*Page*
>>>
# 2 M&P soap questions



## candice19 (Feb 21, 2009)

I've used M&P bases from Brambleberry and I wasn't quite happy with the amount of lather they produce.  

My first question is, how much Coconut oil can I add to the base (ratios are fine) to make a significant increase in lather?

My second question: I made a olive oil M&P soap with 2 colors layers.  One layer was thinner, and when I tested it the layers separated into 2 pieces.  Is there any way I can prevent this in the future?

Thank you!


----------



## Tabitha (Feb 21, 2009)

Q1: No one is ever happy w/ the lather producted by M&P base. That is just the nature of the beast. You may want to purchase shaving soap M&P base. It is a bit higher but formulated to produce more lather.

Q2: Layers will not stick together unaided. You must mist the 1st dry layer heavily w/ rubbing alcohol & pour the second layer while before the alcohol evaporates. You must also mist anything else you add to the soap like little rubber ducks, goldfish, toys, seashells, etc.

Hope this helps.


----------



## candice19 (Feb 21, 2009)

That does help, thank you!  

For my previous testing, I tried adding about 1/2 tspn per ounce of Coconut oil into a M&P base, and my boyfriend says it laters better, but I'm not sure if it's in his head lol.


----------



## carillon (Mar 3, 2009)

I have to respectfully disagree that no one is ever happy with the lather in m&p soap.  I'm satisfied with the lather I get from my goat's milk m&p.  I currently use SFIC, but I've also used Stephenson's I bought from The Chemisty Store and found that the clear had a fantastic lather.  I don't know what manufacturer makes it, but m&p base from Essentials by Catalina is very popular among some m&p'ers.

My understanding about coconut oil is that too much can be drying.  Other options youmight consider using to increase the lather include adding sugar, glycerin or castor oil.

I make triple layered soaps and to get them to stick together, I do as Tabisha says--mist them with alcohol.  I pour the first layer and spray the top of it to remove bubbles, then I let it firm up, but not until it's real hard--it should be just a little bit soft or spongy (but not so soft that you can easily poke a finger through it, but rather to the point that your finger can leave a dent in it without liquid oozing out of it), then spray it again with alcohol and pour the next layer and spray the top of it as well.


----------



## angbaby4974 (Mar 3, 2009)

I can't really see how the coconut oil added will add lather. It's my understanding that it's the chemical process of saponification that causes coconut oil to lather so well.  If it's not saponified, it's just oil.  I could be wrong on that one, but that's my theory.


----------



## pepperi27 (Mar 4, 2009)

I use sfic and love it! Lathers well no matter what I add to it. Some have said to use a tsp or so of liquid soap to increase the lather but I haven't tried that.


----------



## candice19 (Mar 4, 2009)
<<<
*Stored records*
>>>
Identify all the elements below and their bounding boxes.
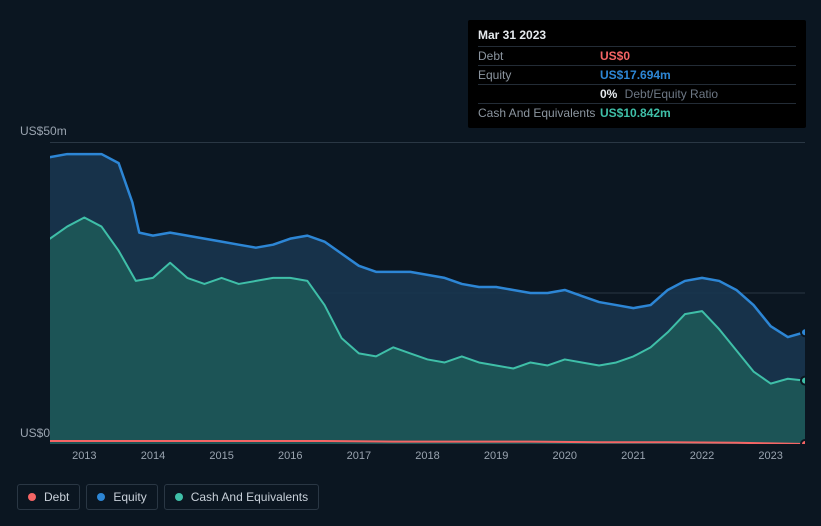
x-tick-label: 2015 [209,450,233,462]
tooltip-row-value: US$10.842m [600,106,671,120]
x-tick-label: 2014 [141,450,165,462]
tooltip-row-value: US$0 [600,49,630,63]
legend-swatch [28,493,36,501]
legend-item-equity[interactable]: Equity [86,484,157,510]
x-axis-labels: 2013 2014 2015 2016 2017 2018 2019 2020 2021 2022… [50,450,805,466]
tooltip-row-value: 0% Debt/Equity Ratio [600,87,718,101]
legend-label: Debt [44,490,69,504]
tooltip-row-label: Equity [478,68,600,82]
y-axis-min-label: US$0 [20,426,50,440]
tooltip-row-label [478,87,600,101]
x-tick-label: 2021 [621,450,645,462]
x-tick-label: 2023 [758,450,782,462]
tooltip-row: DebtUS$0 [478,46,796,65]
plot-region[interactable] [50,142,805,444]
chart-area: US$50m US$0 2013 2014 2015 2016 2017 2018 2019… [16,124,805,464]
x-tick-label: 2019 [484,450,508,462]
x-tick-label: 2018 [415,450,439,462]
legend-item-cash-and-equivalents[interactable]: Cash And Equivalents [164,484,319,510]
end-marker-Debt [801,440,805,444]
end-marker-Cash And Equivalents [801,377,805,385]
x-tick-label: 2020 [553,450,577,462]
chart-legend: Debt Equity Cash And Equivalents [17,484,319,510]
legend-label: Equity [113,490,146,504]
tooltip-row-label: Cash And Equivalents [478,106,600,120]
x-tick-label: 2013 [72,450,96,462]
tooltip-row: EquityUS$17.694m [478,65,796,84]
legend-swatch [175,493,183,501]
chart-tooltip: Mar 31 2023 DebtUS$0EquityUS$17.694m0% D… [468,20,806,128]
tooltip-row: 0% Debt/Equity Ratio [478,84,796,103]
x-tick-label: 2016 [278,450,302,462]
tooltip-row-label: Debt [478,49,600,63]
tooltip-row-value: US$17.694m [600,68,671,82]
tooltip-row: Cash And EquivalentsUS$10.842m [478,103,796,122]
x-tick-label: 2017 [347,450,371,462]
end-marker-Equity [801,328,805,336]
y-axis-max-label: US$50m [20,124,67,138]
tooltip-date: Mar 31 2023 [478,26,796,46]
legend-label: Cash And Equivalents [191,490,308,504]
legend-item-debt[interactable]: Debt [17,484,80,510]
x-tick-label: 2022 [690,450,714,462]
legend-swatch [97,493,105,501]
<<<
*Directive 1*
Reproduce the stretch of the entries from the line containing "x-tick-label: 2015 [209,450,233,462]" through the line containing "legend-label: Debt [44,490,69,504]", including both of those lines.
*Directive 2*
Continue the forum thread on melt-and-pour soap lather and layering from the point where it stops.

*Answer 1*
x-tick-label: 2015 [209,450,233,462]
tooltip-row-value: US$10.842m [600,106,671,120]
x-tick-label: 2014 [141,450,165,462]
tooltip-row-value: US$0 [600,49,630,63]
legend-swatch [28,493,36,501]
legend-item-equity[interactable]: Equity [86,484,157,510]
x-axis-labels: 2013 2014 2015 2016 2017 2018 2019 2020 2021 2022… [50,450,805,466]
tooltip-row-value: 0% Debt/Equity Ratio [600,87,718,101]
legend-label: Debt [44,490,69,504]

*Answer 2*
carillon said:
			
		

> I have to respectfully disagree that no one is ever happy with the lather in m&p soap.  I'm satisfied with the lather I get from my goat's milk m&p.  I currently use SFIC, but I've also used Stephenson's I bought from The Chemisty Store and found that the clear had a fantastic lather.  I don't know what manufacturer makes it, but m&p base from Essentials by Catalina is very popular among some m&p'ers.
> 
> My understanding about coconut oil is that too much can be drying.  Other options youmight consider using to increase the lather include adding sugar, glycerin or castor oil.
> 
> I make triple layered soaps and to get them to stick together, I do as Tabisha says--mist them with alcohol.  I pour the first layer and spray the top of it to remove bubbles, then I let it firm up, but not until it's real hard--it should be just a little bit soft or spongy (but not so soft that you can easily poke a finger through it, but rather to the point that your finger can leave a dent in it without liquid oozing out of it), then spray it again with alcohol and pour the next layer and spray the top of it as well.


What is this SFIC I see everywhere, and where can I order that?  I only hear good things about it, but at the same time I hear it's more expensive.

As for pouring the second layer, I just tried another test waiting to dry.  I poured one layer down, spritzed alcohol, and I left it long enough to develop a "film" on top, but the inside is still liquid when I tilt the mold.  Then I spritzed on more alcohol (a thin layer, I guess), and then poured the other layer on top.  Do you think I didn't wait long enough before pouring the second layer?

*crosses fingers*


----------



## SiberianSF (Mar 5, 2009)

Candice, SFIC is a company that makes soap base. Really good one.

Their base has:

No DETERGENTS
No SURFACTANTS
No SULFATES
No SUGAR SOLUTIONS
No ALCOHOL SOLUTIONS
NO SLS OR SLES

(sorry for caps, I just copied it off the web site like that  )

This is their web site: www.sficcorp.com
Unfortunately (especially for me, since they are located 20 minutes away from me...) they only sell 200 pounds minimum.

And these are sites where you can order their product in quantities that you need:

www.wisterialane.com  CA
www.brambleberry.com  WA
www.soapies-supplies.com/shop/  AZ
www.tylerstarrville.com  TX
www.farnhamsoaps.com VA
www.pvsoap.com FL
www.shoppalstores.com/oldkentucky   KY


----------



## pepperi27 (Mar 5, 2009)

candice19 said:
			
		

> carillon said:
> 
> 
> 
> ...



No you should either wait longer for the first batch to be completely done, or pour the second layer as cool as possible. the second layer is often too hot to pour over a thin film of soap that hasn't completely dried.


----------



## candice19 (Mar 7, 2009)

SiberianSF said:
			
		

> Candice, SFIC is a company that makes soap base. Really good one.
> 
> Their base has:
> 
> ...


Thanks!  They are a bit pricier, I'm not sure I can handle that starting off.  Can you show me where it's located on Brambleberry, though?  I don't see a mention of SFIC (unless it's Stephenson??), and the other bulk M&P bases' ingredients don't match up.




			
				pepperi27 said:
			
		

> No you should either wait longer for the first batch to be completely done, or pour the second layer as cool as possible. the second layer is often too hot to pour over a thin film of soap that hasn't completely dried.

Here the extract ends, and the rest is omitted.